### WHAT THE EXERCISE ASKS:
Check each line of the material below, and copy it if it holds the string "DECLINE".

### ITEMS:
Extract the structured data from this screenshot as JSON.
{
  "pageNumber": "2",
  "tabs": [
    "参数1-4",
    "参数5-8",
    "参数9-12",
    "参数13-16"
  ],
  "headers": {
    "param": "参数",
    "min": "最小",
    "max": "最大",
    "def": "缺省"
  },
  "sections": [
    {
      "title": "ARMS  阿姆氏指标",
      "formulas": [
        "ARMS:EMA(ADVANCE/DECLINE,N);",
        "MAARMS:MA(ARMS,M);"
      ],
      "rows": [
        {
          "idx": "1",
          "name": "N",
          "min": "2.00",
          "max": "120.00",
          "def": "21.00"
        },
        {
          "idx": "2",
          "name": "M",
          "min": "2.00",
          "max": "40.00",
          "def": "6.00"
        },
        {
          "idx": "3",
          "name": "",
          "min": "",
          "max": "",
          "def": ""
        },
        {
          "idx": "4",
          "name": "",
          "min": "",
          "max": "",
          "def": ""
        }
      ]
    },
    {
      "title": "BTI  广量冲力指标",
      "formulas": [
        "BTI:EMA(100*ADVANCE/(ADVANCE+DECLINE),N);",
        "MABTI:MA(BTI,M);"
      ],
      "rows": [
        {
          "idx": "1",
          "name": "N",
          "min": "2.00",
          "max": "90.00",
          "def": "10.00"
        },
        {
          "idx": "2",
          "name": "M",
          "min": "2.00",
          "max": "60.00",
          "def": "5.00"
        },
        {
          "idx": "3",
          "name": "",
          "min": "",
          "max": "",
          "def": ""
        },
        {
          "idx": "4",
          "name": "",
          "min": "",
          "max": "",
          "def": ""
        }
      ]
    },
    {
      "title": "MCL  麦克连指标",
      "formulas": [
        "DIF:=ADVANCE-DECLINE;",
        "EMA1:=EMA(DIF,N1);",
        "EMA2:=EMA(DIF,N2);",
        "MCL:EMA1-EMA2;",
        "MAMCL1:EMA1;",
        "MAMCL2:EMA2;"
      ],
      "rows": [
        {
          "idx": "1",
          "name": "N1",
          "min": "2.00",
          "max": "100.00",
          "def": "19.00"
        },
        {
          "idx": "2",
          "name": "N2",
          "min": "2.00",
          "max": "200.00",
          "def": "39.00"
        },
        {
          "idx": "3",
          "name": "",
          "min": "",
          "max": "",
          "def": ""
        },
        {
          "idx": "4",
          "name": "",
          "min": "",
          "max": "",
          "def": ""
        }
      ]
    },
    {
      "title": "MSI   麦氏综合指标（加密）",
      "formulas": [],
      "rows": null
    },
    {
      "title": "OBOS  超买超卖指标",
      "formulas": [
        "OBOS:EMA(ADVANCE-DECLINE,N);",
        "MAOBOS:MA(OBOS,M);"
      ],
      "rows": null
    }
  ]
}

### TASK OUTPUT:
        "ARMS:EMA(ADVANCE/DECLINE,N);",
        "BTI:EMA(100*ADVANCE/(ADVANCE+DECLINE),N);",
        "DIF:=ADVANCE-DECLINE;",
        "OBOS:EMA(ADVANCE-DECLINE,N);",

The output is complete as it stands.